PROBLEM DESCRIPTION: Omit every picture and write out the rest of the records exactly.

** Start of RECORDS PROVIDED **

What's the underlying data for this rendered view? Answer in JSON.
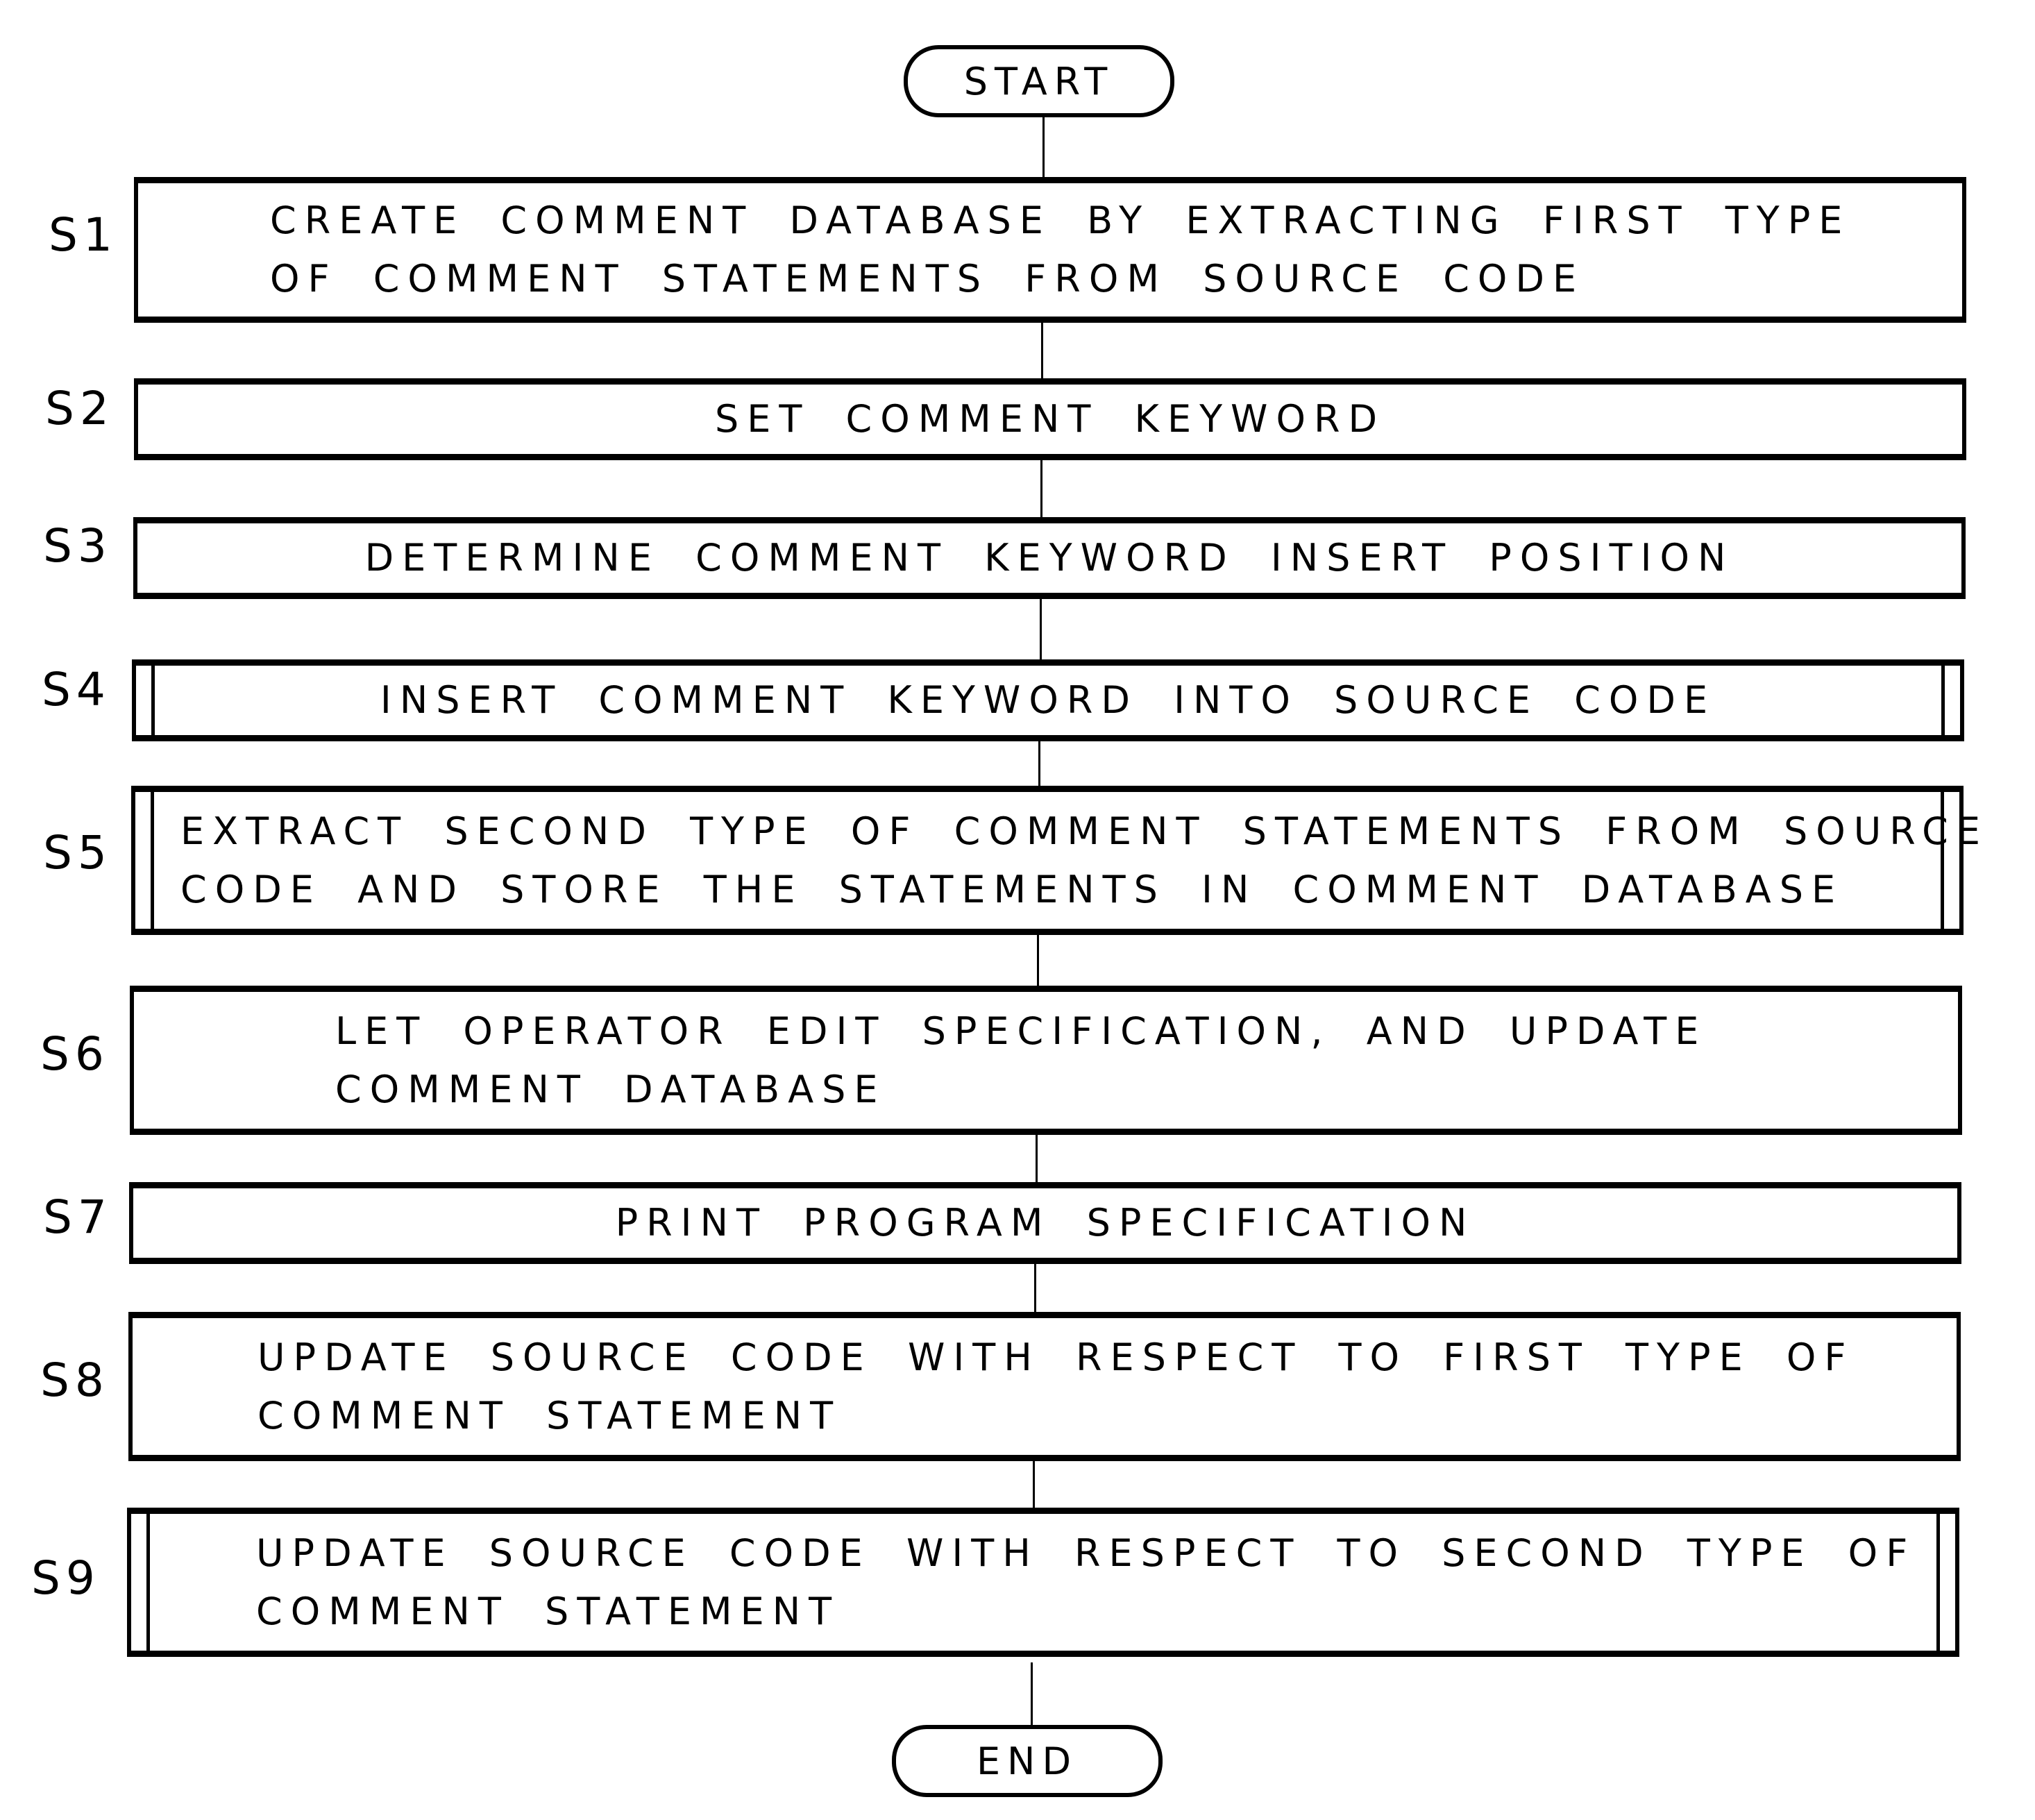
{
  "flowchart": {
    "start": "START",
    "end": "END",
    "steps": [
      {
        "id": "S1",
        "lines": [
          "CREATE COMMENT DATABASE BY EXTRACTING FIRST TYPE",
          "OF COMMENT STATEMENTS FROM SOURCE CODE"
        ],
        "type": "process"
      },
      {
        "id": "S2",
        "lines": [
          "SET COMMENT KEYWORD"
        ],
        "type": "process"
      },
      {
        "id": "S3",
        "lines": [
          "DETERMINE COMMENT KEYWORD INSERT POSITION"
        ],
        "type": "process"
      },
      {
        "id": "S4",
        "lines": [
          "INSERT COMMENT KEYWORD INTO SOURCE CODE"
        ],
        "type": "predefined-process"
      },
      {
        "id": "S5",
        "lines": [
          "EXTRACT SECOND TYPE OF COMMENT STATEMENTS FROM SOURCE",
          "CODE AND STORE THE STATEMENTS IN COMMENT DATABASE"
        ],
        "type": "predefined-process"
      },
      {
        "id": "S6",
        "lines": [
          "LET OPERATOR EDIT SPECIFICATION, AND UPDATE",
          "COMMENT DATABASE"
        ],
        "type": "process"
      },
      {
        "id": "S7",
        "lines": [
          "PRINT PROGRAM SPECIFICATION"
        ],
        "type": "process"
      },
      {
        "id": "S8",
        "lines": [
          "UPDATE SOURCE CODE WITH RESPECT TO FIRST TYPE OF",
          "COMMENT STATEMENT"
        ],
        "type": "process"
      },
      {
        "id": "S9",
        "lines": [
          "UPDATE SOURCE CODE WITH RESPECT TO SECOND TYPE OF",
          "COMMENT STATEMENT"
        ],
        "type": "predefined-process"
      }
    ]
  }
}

** End of RECORDS PROVIDED **

RESULT OF THIS EXERCISE:
What's the underlying data for this rendered view? Answer in JSON.
{
  "flowchart": {
    "start": "START",
    "end": "END",
    "steps": [
      {
        "id": "S1",
        "lines": [
          "CREATE COMMENT DATABASE BY EXTRACTING FIRST TYPE",
          "OF COMMENT STATEMENTS FROM SOURCE CODE"
        ],
        "type": "process"
      },
      {
        "id": "S2",
        "lines": [
          "SET COMMENT KEYWORD"
        ],
        "type": "process"
      },
      {
        "id": "S3",
        "lines": [
          "DETERMINE COMMENT KEYWORD INSERT POSITION"
        ],
        "type": "process"
      },
      {
        "id": "S4",
        "lines": [
          "INSERT COMMENT KEYWORD INTO SOURCE CODE"
        ],
        "type": "predefined-process"
      },
      {
        "id": "S5",
        "lines": [
          "EXTRACT SECOND TYPE OF COMMENT STATEMENTS FROM SOURCE",
          "CODE AND STORE THE STATEMENTS IN COMMENT DATABASE"
        ],
        "type": "predefined-process"
      },
      {
        "id": "S6",
        "lines": [
          "LET OPERATOR EDIT SPECIFICATION, AND UPDATE",
          "COMMENT DATABASE"
        ],
        "type": "process"
      },
      {
        "id": "S7",
        "lines": [
          "PRINT PROGRAM SPECIFICATION"
        ],
        "type": "process"
      },
      {
        "id": "S8",
        "lines": [
          "UPDATE SOURCE CODE WITH RESPECT TO FIRST TYPE OF",
          "COMMENT STATEMENT"
        ],
        "type": "process"
      },
      {
        "id": "S9",
        "lines": [
          "UPDATE SOURCE CODE WITH RESPECT TO SECOND TYPE OF",
          "COMMENT STATEMENT"
        ],
        "type": "predefined-process"
      }
    ]
  }
}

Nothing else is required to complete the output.